Start of Information given

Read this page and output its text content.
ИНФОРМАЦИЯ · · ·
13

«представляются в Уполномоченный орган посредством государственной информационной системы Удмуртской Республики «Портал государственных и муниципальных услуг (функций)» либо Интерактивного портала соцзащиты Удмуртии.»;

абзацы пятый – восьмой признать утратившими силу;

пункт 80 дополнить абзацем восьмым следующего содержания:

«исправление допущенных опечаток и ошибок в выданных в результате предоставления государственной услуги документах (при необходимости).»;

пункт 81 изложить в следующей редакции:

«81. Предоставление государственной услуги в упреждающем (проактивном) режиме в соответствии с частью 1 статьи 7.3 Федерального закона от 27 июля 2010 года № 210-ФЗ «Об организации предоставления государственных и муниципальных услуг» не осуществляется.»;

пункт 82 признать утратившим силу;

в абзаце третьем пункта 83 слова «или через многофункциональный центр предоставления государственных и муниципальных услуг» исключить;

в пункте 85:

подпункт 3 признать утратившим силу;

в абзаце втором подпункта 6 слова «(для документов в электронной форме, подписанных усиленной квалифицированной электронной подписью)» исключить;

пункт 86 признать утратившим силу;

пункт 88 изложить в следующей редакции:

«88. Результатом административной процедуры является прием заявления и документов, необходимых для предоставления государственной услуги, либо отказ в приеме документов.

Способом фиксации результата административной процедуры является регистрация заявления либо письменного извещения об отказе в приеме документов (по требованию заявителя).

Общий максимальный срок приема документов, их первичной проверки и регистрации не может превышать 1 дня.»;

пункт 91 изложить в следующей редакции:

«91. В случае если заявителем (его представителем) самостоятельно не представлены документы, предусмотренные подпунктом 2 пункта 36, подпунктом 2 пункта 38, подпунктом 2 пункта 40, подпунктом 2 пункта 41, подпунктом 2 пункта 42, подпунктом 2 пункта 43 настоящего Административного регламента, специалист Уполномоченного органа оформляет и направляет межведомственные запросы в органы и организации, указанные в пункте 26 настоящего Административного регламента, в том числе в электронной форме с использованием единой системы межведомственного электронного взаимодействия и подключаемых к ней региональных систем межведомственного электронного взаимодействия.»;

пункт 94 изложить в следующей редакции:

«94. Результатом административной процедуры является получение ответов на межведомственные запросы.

End of Information given

> _Work to complete_:
Give the records above again, word for word.

> _Complete answer_:
Read this page and output its text content.
ИНФОРМАЦИЯ · · ·
13

«представляются в Уполномоченный орган посредством государственной информационной системы Удмуртской Республики «Портал государственных и муниципальных услуг (функций)» либо Интерактивного портала соцзащиты Удмуртии.»;

абзацы пятый – восьмой признать утратившими силу;

пункт 80 дополнить абзацем восьмым следующего содержания:

«исправление допущенных опечаток и ошибок в выданных в результате предоставления государственной услуги документах (при необходимости).»;

пункт 81 изложить в следующей редакции:

«81. Предоставление государственной услуги в упреждающем (проактивном) режиме в соответствии с частью 1 статьи 7.3 Федерального закона от 27 июля 2010 года № 210-ФЗ «Об организации предоставления государственных и муниципальных услуг» не осуществляется.»;

пункт 82 признать утратившим силу;

в абзаце третьем пункта 83 слова «или через многофункциональный центр предоставления государственных и муниципальных услуг» исключить;

в пункте 85:

подпункт 3 признать утратившим силу;

в абзаце втором подпункта 6 слова «(для документов в электронной форме, подписанных усиленной квалифицированной электронной подписью)» исключить;

пункт 86 признать утратившим силу;

пункт 88 изложить в следующей редакции:

«88. Результатом административной процедуры является прием заявления и документов, необходимых для предоставления государственной услуги, либо отказ в приеме документов.

Способом фиксации результата административной процедуры является регистрация заявления либо письменного извещения об отказе в приеме документов (по требованию заявителя).

Общий максимальный срок приема документов, их первичной проверки и регистрации не может превышать 1 дня.»;

пункт 91 изложить в следующей редакции:

«91. В случае если заявителем (его представителем) самостоятельно не представлены документы, предусмотренные подпунктом 2 пункта 36, подпунктом 2 пункта 38, подпунктом 2 пункта 40, подпунктом 2 пункта 41, подпунктом 2 пункта 42, подпунктом 2 пункта 43 настоящего Административного регламента, специалист Уполномоченного органа оформляет и направляет межведомственные запросы в органы и организации, указанные в пункте 26 настоящего Административного регламента, в том числе в электронной форме с использованием единой системы межведомственного электронного взаимодействия и подключаемых к ней региональных систем межведомственного электронного взаимодействия.»;

пункт 94 изложить в следующей редакции:

«94. Результатом административной процедуры является получение ответов на межведомственные запросы.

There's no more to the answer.